-------- ENTRIES SUPPLIED

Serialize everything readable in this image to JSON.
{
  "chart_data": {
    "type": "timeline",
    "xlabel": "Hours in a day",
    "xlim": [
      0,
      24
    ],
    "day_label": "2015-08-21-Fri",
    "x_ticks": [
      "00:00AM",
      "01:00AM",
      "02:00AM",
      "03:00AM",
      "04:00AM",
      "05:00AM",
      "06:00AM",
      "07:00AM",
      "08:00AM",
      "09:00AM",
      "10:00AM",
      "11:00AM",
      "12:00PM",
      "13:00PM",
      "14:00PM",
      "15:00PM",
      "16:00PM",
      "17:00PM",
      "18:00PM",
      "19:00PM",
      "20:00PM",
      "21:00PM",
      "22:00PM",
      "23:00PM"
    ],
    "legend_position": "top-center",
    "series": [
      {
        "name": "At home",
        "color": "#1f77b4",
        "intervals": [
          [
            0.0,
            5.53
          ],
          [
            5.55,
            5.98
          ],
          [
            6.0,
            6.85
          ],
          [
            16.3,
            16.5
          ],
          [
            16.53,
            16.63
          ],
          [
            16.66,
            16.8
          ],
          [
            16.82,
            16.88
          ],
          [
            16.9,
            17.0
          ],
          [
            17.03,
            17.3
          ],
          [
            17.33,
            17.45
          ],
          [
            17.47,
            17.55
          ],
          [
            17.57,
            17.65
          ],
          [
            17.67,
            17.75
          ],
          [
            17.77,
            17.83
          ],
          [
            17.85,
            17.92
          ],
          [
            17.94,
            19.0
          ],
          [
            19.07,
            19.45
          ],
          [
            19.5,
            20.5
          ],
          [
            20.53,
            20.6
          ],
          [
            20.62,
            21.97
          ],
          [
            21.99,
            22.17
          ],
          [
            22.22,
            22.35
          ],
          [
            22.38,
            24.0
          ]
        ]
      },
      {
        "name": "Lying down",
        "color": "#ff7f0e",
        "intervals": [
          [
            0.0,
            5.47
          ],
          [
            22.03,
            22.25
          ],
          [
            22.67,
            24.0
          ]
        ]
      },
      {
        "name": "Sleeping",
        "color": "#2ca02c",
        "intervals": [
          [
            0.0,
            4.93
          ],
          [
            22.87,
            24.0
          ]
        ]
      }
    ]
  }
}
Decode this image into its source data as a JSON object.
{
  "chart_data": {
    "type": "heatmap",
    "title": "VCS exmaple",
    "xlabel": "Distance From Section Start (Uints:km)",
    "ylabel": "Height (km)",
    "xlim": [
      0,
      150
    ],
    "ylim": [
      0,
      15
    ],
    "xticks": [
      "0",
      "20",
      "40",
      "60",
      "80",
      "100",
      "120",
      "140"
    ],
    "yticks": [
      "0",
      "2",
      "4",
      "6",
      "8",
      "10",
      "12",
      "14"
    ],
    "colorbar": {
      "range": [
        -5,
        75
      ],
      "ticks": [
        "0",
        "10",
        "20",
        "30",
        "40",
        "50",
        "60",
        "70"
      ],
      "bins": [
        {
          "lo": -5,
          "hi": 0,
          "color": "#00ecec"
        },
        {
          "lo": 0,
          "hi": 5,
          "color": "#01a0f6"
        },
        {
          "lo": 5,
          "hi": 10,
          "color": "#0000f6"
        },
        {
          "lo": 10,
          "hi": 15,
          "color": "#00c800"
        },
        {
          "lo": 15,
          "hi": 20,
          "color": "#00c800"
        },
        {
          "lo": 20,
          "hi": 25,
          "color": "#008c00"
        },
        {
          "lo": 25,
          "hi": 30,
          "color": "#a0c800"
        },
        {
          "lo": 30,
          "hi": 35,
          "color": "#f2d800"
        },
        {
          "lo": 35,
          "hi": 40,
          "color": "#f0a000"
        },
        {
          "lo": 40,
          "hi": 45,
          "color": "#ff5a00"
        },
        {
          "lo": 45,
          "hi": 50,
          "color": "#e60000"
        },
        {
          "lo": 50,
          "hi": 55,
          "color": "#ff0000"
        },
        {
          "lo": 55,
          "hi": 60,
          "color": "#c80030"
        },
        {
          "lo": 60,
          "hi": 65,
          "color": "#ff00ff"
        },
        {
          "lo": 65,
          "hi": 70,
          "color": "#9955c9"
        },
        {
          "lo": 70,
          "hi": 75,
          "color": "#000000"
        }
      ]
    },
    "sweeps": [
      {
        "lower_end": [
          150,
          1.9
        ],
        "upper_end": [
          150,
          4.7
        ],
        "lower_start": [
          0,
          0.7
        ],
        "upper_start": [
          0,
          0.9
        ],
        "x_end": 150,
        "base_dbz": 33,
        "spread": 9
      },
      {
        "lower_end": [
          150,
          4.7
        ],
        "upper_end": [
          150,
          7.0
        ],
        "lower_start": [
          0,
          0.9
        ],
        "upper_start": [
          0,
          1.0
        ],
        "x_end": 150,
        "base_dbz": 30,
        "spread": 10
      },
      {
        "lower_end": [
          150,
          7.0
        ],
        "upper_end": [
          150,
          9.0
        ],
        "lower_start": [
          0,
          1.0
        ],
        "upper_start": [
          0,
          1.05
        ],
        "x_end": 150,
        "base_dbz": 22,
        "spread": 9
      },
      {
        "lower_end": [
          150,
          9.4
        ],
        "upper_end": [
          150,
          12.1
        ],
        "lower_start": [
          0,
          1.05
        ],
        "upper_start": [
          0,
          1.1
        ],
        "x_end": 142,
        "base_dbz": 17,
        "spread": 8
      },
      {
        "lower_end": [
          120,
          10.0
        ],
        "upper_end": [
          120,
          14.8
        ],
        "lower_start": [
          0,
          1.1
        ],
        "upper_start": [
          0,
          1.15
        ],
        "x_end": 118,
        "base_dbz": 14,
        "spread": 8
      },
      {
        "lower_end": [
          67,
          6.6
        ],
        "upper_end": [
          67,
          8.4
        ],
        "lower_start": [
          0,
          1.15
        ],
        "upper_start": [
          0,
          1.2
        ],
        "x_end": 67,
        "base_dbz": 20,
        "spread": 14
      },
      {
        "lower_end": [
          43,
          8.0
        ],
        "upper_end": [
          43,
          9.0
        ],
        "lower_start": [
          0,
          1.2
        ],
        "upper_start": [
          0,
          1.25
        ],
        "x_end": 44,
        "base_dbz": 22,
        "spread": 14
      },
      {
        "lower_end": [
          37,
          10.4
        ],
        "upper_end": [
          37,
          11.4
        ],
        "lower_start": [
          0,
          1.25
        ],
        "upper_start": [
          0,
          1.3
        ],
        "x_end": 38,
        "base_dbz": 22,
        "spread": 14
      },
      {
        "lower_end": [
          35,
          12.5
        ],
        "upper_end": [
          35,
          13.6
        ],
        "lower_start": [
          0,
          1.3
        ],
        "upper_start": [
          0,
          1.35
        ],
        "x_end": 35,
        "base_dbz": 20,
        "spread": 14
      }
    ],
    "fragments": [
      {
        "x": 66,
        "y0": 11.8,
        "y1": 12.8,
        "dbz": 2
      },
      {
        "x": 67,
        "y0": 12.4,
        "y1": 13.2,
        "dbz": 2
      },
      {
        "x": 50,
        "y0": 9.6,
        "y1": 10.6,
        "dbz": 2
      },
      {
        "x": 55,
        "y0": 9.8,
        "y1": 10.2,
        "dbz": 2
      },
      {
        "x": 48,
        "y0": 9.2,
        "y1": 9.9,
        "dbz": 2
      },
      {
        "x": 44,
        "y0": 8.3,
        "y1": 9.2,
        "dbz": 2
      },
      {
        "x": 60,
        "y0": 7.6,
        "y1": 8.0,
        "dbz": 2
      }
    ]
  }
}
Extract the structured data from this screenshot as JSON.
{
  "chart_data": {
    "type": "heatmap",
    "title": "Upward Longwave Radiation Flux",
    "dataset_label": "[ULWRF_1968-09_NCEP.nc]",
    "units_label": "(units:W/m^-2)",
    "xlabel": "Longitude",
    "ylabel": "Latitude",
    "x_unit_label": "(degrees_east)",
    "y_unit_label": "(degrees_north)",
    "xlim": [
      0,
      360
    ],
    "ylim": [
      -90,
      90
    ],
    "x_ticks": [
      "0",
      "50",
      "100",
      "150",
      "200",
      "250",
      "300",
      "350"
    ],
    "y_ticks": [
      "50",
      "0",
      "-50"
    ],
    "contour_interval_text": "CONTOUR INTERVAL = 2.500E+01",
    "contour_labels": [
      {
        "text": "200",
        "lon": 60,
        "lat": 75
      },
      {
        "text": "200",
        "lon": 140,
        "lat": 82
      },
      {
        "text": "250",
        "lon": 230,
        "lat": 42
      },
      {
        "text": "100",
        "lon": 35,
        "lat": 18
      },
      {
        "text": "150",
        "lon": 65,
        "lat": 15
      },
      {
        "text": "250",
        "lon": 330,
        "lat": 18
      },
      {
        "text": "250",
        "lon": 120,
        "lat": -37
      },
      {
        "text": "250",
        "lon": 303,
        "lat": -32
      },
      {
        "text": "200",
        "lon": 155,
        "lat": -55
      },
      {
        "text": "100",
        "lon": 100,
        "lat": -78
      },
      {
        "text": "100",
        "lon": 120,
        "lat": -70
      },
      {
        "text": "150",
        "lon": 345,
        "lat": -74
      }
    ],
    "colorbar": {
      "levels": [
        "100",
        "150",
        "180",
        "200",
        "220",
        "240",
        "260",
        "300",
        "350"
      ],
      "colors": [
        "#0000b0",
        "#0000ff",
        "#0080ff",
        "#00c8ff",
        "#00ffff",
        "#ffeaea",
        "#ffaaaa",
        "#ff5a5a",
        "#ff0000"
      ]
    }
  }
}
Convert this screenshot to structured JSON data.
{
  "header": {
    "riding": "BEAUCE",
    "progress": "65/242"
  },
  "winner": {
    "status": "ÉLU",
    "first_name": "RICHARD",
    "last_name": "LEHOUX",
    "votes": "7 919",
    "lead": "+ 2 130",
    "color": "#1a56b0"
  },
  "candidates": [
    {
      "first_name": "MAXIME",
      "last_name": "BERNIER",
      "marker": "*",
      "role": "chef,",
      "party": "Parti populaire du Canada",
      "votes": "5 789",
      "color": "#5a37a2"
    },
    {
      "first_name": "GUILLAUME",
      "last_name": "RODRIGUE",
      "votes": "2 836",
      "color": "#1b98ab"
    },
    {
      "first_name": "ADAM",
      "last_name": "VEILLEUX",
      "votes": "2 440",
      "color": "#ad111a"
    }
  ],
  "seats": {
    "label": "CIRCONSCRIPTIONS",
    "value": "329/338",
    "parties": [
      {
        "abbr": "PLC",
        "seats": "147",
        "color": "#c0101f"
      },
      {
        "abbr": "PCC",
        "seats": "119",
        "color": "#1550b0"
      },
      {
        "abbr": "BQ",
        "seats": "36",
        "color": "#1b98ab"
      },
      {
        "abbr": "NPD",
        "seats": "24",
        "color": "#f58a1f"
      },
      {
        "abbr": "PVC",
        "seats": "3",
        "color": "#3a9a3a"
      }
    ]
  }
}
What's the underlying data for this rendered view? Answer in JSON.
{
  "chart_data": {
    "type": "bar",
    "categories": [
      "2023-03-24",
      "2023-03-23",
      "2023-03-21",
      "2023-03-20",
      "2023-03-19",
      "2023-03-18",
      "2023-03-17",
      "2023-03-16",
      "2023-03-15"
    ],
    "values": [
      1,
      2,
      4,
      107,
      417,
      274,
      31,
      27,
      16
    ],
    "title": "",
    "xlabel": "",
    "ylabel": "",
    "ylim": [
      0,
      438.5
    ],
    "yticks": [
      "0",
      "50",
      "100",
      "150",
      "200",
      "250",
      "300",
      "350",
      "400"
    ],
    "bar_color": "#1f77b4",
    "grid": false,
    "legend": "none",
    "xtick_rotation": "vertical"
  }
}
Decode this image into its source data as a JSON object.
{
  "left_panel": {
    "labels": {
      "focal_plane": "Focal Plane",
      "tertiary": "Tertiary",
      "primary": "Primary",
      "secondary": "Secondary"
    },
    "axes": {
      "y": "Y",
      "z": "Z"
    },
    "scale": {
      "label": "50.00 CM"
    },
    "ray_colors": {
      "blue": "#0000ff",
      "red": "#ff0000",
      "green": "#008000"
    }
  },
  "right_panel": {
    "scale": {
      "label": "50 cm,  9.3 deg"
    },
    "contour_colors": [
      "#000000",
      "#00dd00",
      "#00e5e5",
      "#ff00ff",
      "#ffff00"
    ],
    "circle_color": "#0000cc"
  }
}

----------------

DO THIS
Where a line in the material above holds "abbr", copy that line.

REPLY
        "abbr": "PLC",
        "abbr": "PCC",
        "abbr": "BQ",
        "abbr": "NPD",
        "abbr": "PVC",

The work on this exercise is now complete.